((
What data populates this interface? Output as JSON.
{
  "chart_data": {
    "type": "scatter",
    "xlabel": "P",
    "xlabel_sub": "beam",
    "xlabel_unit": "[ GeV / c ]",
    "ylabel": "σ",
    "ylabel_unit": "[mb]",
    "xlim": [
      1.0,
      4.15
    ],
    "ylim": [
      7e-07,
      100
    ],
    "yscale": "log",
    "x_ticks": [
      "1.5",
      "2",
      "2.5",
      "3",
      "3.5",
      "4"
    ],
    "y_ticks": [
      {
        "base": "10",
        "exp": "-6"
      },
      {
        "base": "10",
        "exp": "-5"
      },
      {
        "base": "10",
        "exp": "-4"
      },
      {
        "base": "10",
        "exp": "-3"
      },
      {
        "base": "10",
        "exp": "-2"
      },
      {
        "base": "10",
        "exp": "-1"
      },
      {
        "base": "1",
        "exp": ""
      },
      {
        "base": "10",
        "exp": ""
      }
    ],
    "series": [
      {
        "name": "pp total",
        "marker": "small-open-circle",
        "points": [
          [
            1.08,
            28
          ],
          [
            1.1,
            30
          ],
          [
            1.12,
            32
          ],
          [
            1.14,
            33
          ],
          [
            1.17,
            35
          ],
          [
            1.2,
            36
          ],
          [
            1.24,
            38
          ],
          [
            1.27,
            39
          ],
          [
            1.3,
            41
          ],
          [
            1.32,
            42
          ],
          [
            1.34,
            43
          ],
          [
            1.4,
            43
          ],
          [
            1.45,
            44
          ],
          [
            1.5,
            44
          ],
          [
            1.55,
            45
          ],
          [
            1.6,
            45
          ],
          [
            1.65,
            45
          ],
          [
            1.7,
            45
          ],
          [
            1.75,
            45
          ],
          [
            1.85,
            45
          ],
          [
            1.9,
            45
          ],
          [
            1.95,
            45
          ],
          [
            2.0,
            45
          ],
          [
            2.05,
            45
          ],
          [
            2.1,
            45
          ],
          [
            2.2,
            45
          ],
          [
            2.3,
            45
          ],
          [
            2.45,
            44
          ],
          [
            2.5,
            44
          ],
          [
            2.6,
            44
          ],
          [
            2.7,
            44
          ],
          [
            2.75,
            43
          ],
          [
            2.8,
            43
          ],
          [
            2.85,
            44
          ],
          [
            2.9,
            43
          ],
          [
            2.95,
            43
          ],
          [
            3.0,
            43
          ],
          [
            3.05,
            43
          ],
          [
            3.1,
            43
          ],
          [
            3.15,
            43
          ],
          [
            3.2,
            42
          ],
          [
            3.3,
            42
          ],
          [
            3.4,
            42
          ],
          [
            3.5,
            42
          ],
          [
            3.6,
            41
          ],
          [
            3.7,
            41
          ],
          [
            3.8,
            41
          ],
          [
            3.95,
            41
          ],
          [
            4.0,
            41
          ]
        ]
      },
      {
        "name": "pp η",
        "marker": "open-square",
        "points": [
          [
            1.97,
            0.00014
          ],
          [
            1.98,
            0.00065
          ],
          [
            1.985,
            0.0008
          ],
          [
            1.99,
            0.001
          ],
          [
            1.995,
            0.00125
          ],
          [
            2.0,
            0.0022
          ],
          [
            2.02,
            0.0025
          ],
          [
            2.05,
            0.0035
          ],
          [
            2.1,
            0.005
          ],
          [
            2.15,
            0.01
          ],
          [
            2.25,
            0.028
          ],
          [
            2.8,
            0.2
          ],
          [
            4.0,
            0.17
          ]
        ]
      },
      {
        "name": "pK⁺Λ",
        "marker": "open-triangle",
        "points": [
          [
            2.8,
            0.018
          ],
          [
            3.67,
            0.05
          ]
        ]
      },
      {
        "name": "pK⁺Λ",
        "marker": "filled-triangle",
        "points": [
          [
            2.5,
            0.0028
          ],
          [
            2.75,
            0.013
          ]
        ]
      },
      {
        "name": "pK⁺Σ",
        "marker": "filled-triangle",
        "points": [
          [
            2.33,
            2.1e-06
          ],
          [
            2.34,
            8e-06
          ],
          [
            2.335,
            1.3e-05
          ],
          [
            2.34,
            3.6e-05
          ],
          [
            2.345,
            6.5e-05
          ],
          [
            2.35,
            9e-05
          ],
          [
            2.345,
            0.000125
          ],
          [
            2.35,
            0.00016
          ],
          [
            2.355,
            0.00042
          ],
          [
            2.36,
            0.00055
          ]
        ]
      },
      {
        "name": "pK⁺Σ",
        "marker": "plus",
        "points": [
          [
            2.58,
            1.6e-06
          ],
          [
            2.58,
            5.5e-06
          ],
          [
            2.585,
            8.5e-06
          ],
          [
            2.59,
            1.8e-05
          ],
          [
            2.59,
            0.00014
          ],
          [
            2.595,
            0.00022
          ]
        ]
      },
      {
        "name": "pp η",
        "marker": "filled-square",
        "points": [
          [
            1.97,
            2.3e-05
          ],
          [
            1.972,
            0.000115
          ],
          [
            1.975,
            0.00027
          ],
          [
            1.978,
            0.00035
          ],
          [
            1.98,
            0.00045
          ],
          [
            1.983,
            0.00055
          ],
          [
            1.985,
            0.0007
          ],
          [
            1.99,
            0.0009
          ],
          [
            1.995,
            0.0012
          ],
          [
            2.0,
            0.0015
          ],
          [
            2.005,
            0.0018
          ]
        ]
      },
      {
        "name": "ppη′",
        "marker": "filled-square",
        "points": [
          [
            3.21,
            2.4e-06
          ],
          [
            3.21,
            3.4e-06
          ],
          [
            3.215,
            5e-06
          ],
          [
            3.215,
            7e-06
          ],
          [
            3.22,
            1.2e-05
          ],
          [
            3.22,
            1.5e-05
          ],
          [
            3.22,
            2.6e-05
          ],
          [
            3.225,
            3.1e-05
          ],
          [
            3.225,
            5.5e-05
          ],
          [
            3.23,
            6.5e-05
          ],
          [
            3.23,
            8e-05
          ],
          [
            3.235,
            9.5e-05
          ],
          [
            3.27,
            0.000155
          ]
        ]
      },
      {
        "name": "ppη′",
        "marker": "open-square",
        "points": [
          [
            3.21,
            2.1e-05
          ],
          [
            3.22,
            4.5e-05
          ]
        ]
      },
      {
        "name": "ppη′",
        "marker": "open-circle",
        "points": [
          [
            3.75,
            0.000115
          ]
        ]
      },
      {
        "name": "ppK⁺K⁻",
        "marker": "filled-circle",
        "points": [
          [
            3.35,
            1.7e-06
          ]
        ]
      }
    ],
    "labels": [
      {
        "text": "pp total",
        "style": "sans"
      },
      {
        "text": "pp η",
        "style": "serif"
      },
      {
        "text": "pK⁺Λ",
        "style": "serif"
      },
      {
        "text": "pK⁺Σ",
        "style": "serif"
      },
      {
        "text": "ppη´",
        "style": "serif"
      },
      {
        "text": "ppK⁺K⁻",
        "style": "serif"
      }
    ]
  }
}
))
Problem description >> Copy whichever lines in the listing above contain the word "marker".

Full response >>
        "marker": "small-open-circle",
        "marker": "open-square",
        "marker": "open-triangle",
        "marker": "filled-triangle",
        "marker": "filled-triangle",
        "marker": "plus",
        "marker": "filled-square",
        "marker": "filled-square",
        "marker": "open-square",
        "marker": "open-circle",
        "marker": "filled-circle",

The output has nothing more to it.